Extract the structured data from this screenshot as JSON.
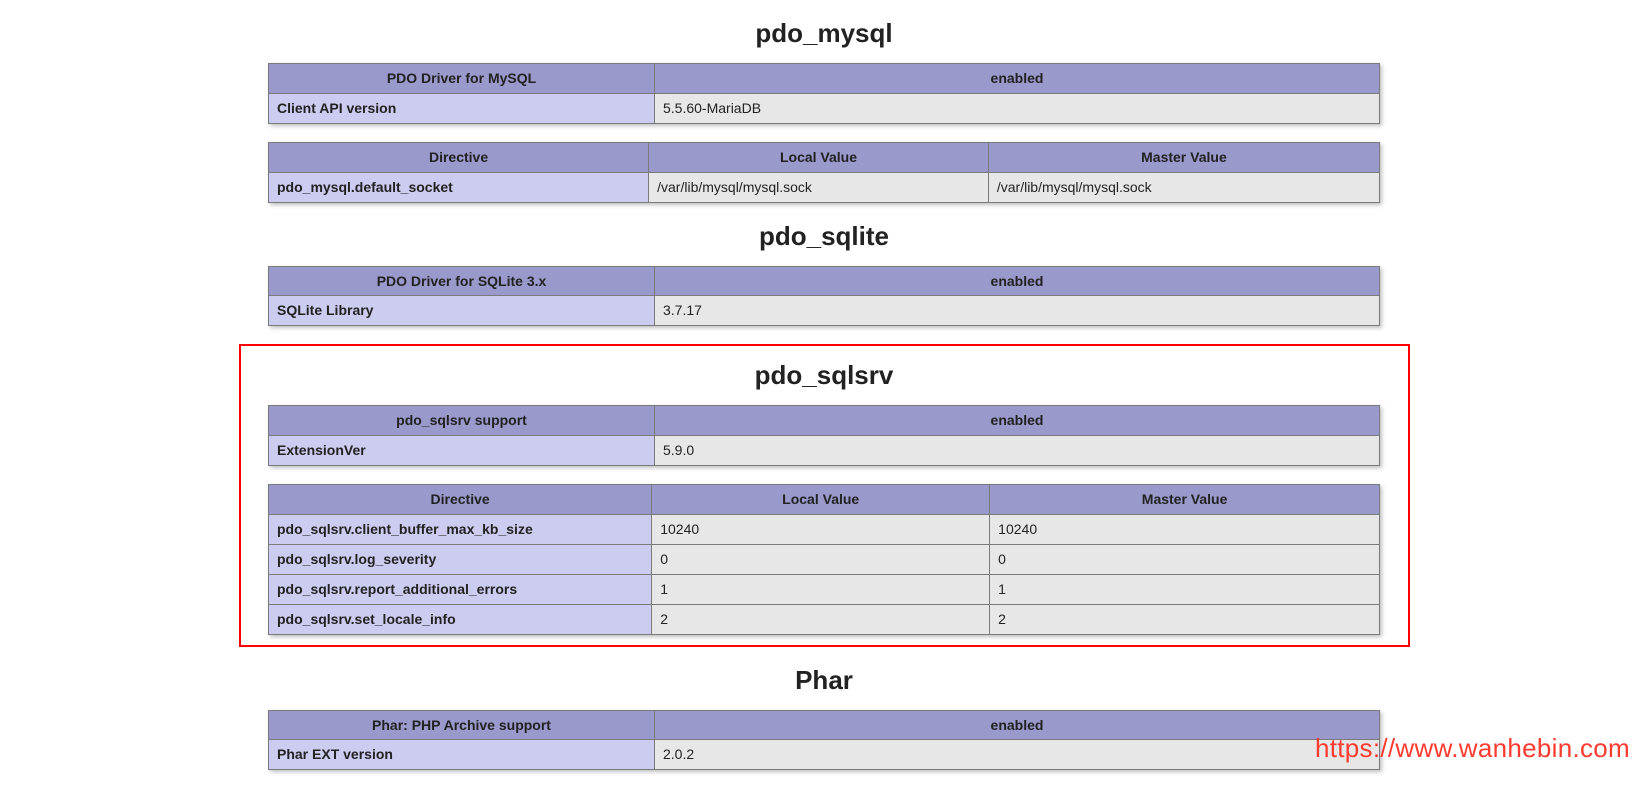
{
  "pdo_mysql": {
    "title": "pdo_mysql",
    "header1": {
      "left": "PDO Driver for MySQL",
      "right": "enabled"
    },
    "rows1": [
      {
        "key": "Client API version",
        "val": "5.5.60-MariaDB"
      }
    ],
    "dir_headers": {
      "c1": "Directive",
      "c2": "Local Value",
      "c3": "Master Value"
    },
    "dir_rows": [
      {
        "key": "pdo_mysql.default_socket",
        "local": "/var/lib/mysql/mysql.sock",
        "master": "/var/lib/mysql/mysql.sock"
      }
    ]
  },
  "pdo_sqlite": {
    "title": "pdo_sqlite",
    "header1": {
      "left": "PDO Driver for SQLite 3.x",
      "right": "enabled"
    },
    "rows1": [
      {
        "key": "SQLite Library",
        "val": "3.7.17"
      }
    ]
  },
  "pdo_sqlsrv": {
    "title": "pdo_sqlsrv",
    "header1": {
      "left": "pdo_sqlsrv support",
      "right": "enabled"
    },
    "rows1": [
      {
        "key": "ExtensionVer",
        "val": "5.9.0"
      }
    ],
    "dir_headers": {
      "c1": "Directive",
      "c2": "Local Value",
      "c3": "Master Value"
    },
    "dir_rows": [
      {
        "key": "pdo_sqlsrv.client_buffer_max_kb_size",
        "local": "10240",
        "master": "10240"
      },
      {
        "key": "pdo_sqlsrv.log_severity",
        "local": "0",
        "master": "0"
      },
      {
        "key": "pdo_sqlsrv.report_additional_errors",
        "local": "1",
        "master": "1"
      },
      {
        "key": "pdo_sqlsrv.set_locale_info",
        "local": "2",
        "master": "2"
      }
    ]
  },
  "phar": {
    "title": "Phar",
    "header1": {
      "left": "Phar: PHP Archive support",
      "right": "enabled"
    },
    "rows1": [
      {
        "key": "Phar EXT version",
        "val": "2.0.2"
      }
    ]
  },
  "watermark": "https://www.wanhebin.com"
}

* * *

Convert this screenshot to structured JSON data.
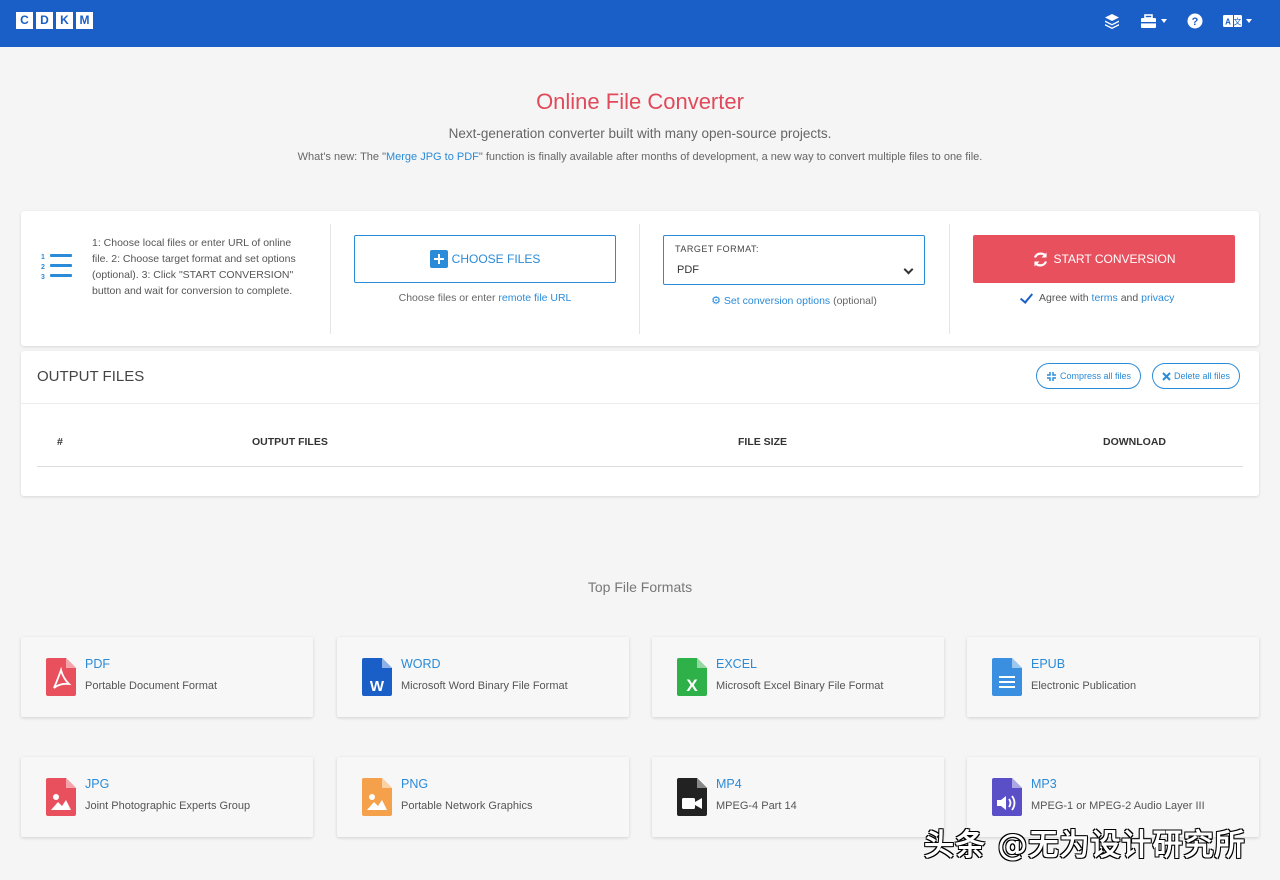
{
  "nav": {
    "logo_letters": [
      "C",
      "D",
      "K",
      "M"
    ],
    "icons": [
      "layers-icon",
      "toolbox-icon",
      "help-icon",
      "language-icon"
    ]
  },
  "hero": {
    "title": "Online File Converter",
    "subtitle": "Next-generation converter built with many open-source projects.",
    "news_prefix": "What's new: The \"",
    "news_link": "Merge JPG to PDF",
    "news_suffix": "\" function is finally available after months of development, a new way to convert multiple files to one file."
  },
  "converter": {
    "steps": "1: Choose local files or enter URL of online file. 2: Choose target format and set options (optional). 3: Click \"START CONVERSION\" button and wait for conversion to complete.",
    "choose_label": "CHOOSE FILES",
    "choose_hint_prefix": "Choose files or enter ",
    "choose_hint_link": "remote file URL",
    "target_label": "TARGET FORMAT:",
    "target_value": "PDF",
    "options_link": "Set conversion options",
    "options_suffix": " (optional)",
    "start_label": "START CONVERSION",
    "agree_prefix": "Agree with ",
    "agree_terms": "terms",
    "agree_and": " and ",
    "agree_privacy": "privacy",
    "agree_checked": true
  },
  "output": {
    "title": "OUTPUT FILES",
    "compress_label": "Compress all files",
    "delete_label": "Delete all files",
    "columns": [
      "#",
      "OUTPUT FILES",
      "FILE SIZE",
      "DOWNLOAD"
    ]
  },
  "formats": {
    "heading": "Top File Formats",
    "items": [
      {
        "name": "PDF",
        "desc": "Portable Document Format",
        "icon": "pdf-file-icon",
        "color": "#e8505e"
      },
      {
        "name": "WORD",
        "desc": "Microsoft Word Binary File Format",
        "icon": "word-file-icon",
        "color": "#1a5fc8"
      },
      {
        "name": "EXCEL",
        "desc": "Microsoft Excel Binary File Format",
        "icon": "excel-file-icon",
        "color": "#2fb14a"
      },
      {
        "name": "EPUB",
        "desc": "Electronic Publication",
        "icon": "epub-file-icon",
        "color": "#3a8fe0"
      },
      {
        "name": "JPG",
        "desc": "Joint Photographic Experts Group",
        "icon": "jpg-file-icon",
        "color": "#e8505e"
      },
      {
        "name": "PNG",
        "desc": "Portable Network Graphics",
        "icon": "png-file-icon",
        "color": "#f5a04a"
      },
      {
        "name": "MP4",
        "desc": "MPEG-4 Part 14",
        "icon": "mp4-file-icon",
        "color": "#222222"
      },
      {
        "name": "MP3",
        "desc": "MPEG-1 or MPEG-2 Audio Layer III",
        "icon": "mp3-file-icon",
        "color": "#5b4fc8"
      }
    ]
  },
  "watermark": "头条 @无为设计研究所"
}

▶ Short task:
Extract all lines that hold the word "data".

▶ Correct output:
Extract the structured data from this screenshot as JSON.
Convert this screenshot to structured JSON data.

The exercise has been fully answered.